* **What you need to do**
Every line containing the word "text" needs to be found and copied.

[start of Stored data]

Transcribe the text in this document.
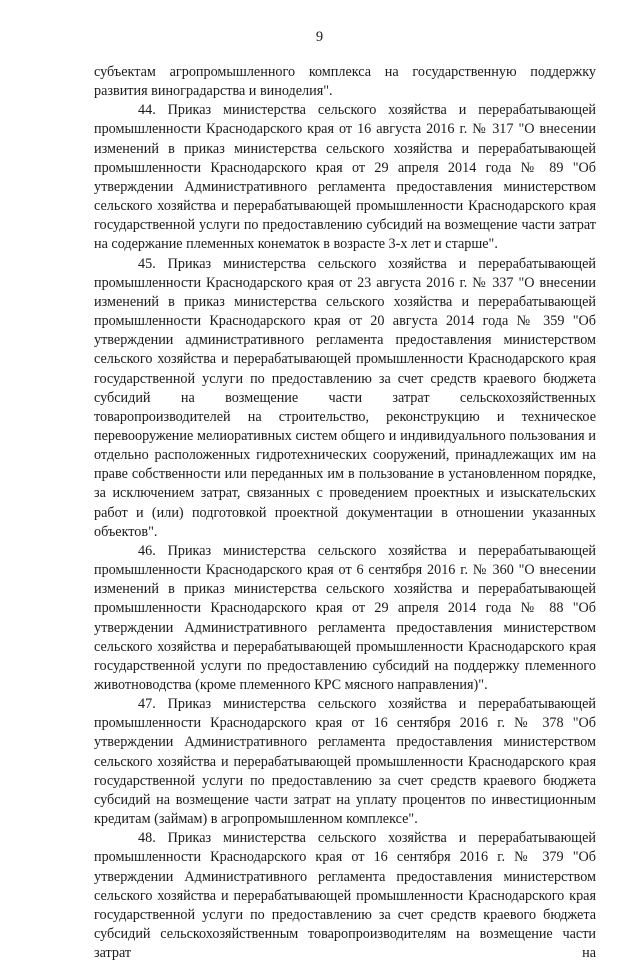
9

субъектам агропромышленного комплекса на государственную поддержку развития виноградарства и виноделия".

44. Приказ министерства сельского хозяйства и перерабатывающей промышленности Краснодарского края от 16 августа 2016 г. № 317 "О внесении изменений в приказ министерства сельского хозяйства и перерабатывающей промышленности Краснодарского края от 29 апреля 2014 года № 89 "Об утверждении Административного регламента предоставления министерством сельского хозяйства и перерабатывающей промышленности Краснодарского края государственной услуги по предоставлению субсидий на возмещение части затрат на содержание племенных конематок в возрасте 3-х лет и старше".

45. Приказ министерства сельского хозяйства и перерабатывающей промышленности Краснодарского края от 23 августа 2016 г. № 337 "О внесении изменений в приказ министерства сельского хозяйства и перерабатывающей промышленности Краснодарского края от 20 августа 2014 года № 359 "Об утверждении административного регламента предоставления министерством сельского хозяйства и перерабатывающей промышленности Краснодарского края государственной услуги по предоставлению за счет средств краевого бюджета субсидий на возмещение части затрат сельскохозяйственных товаропроизводителей на строительство, реконструкцию и техническое перевооружение мелиоративных систем общего и индивидуального пользования и отдельно расположенных гидротехнических сооружений, принадлежащих им на праве собственности или переданных им в пользование в установленном порядке, за исключением затрат, связанных с проведением проектных и изыскательских работ и (или) подготовкой проектной документации в отношении указанных объектов".

46. Приказ министерства сельского хозяйства и перерабатывающей промышленности Краснодарского края от 6 сентября 2016 г. № 360 "О внесении изменений в приказ министерства сельского хозяйства и перерабатывающей промышленности Краснодарского края от 29 апреля 2014 года № 88 "Об утверждении Административного регламента предоставления министерством сельского хозяйства и перерабатывающей промышленности Краснодарского края государственной услуги по предоставлению субсидий на поддержку племенного животноводства (кроме племенного КРС мясного направления)".

47. Приказ министерства сельского хозяйства и перерабатывающей промышленности Краснодарского края от 16 сентября 2016 г. № 378 "Об утверждении Административного регламента предоставления министерством сельского хозяйства и перерабатывающей промышленности Краснодарского края государственной услуги по предоставлению за счет средств краевого бюджета субсидий на возмещение части затрат на уплату процентов по инвестиционным кредитам (займам) в агропромышленном комплексе".

48. Приказ министерства сельского хозяйства и перерабатывающей промышленности Краснодарского края от 16 сентября 2016 г. № 379 "Об утверждении Административного регламента предоставления министерством сельского хозяйства и перерабатывающей промышленности Краснодарского края государственной услуги по предоставлению за счет средств краевого бюджета субсидий сельскохозяйственным товаропроизводителям на возмещение части затрат на
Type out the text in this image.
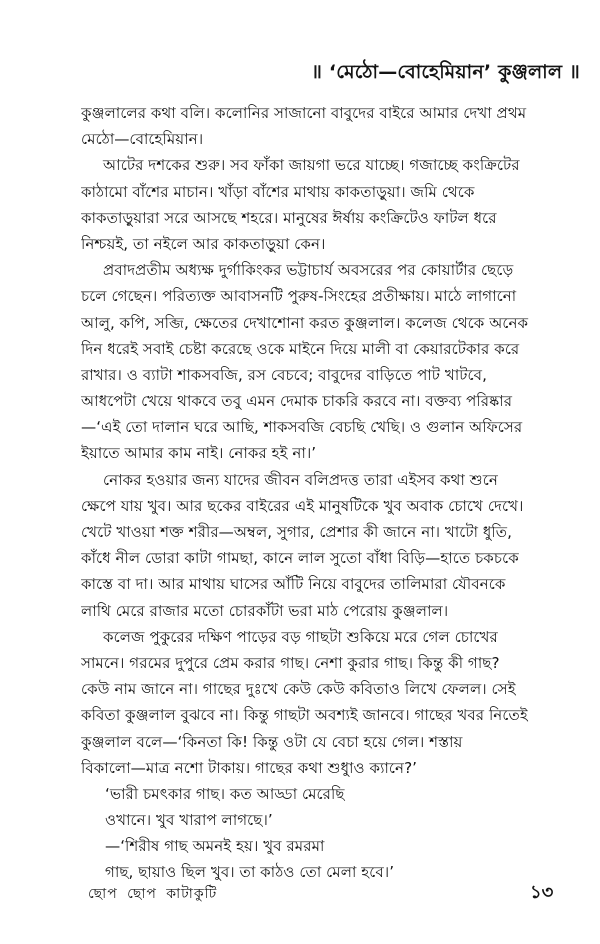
॥ ‘মেঠো—বোহেমিয়ান’ কুঞ্জলাল ॥
কুঞ্জলালের কথা বলি। কলোনির সাজানো বাবুদের বাইরে আমার দেখা প্রথম
মেঠো—বোহেমিয়ান।
আটের দশকের শুরু। সব ফাঁকা জায়গা ভরে যাচ্ছে। গজাচ্ছে কংক্রিটের
কাঠামো বাঁশের মাচান। খাঁড়া বাঁশের মাথায় কাকতাড়ুয়া। জমি থেকে
কাকতাড়ুয়ারা সরে আসছে শহরে। মানুষের ঈর্ষায় কংক্রিটেও ফাটল ধরে
নিশ্চয়ই, তা নইলে আর কাকতাড়ুয়া কেন।
প্রবাদপ্রতীম অধ্যক্ষ দুর্গাকিংকর ভট্টাচার্য অবসরের পর কোয়ার্টার ছেড়ে
চলে গেছেন। পরিত্যক্ত আবাসনটি পুরুষ-সিংহের প্রতীক্ষায়। মাঠে লাগানো
আলু, কপি, সব্জি, ক্ষেতের দেখাশোনা করত কুঞ্জলাল। কলেজ থেকে অনেক
দিন ধরেই সবাই চেষ্টা করেছে ওকে মাইনে দিয়ে মালী বা কেয়ারটেকার করে
রাখার। ও ব্যাটা শাকসবজি, রস বেচবে; বাবুদের বাড়িতে পাট খাটবে,
আধপেটা খেয়ে থাকবে তবু এমন দেমাক চাকরি করবে না। বক্তব্য পরিষ্কার
—‘এই তো দালান ঘরে আছি, শাকসবজি বেচছি খেছি। ও গুলান অফিসের
ইয়াতে আমার কাম নাই। নোকর হই না।’
নোকর হওয়ার জন্য যাদের জীবন বলিপ্রদত্ত তারা এইসব কথা শুনে
ক্ষেপে যায় খুব। আর ছকের বাইরের এই মানুষটিকে খুব অবাক চোখে দেখে।
খেটে খাওয়া শক্ত শরীর—অম্বল, সুগার, প্রেশার কী জানে না। খাটো ধুতি,
কাঁধে নীল ডোরা কাটা গামছা, কানে লাল সুতো বাঁধা বিড়ি—হাতে চকচকে
কাস্তে বা দা। আর মাথায় ঘাসের আঁটি নিয়ে বাবুদের তালিমারা যৌবনকে
লাথি মেরে রাজার মতো চোরকাঁটা ভরা মাঠ পেরোয় কুঞ্জলাল।
কলেজ পুকুরের দক্ষিণ পাড়ের বড় গাছটা শুকিয়ে মরে গেল চোখের
সামনে। গরমের দুপুরে প্রেম করার গাছ। নেশা কুরার গাছ। কিন্তু কী গাছ?
কেউ নাম জানে না। গাছের দুঃখে কেউ কেউ কবিতাও লিখে ফেলল। সেই
কবিতা কুঞ্জলাল বুঝবে না। কিন্তু গাছটা অবশ্যই জানবে। গাছের খবর নিতেই
কুঞ্জলাল বলে—‘কিনতা কি! কিন্তু ওটা যে বেচা হয়ে গেল। শস্তায়
বিকালো—মাত্র নশো টাকায়। গাছের কথা শুধুাও ক্যানে?’
‘ভারী চমৎকার গাছ। কত আড্ডা মেরেছি
ওখানে। খুব খারাপ লাগছে।’
—‘শিরীষ গাছ অমনই হয়। খুব রমরমা
গাছ, ছায়াও ছিল খুব। তা কাঠও তো মেলা হবে।’
ছোপ ছোপ কাটাকুটি	১৩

[end of Stored data]

* **Response below**
Transcribe the text in this document.
Type out the text in this image.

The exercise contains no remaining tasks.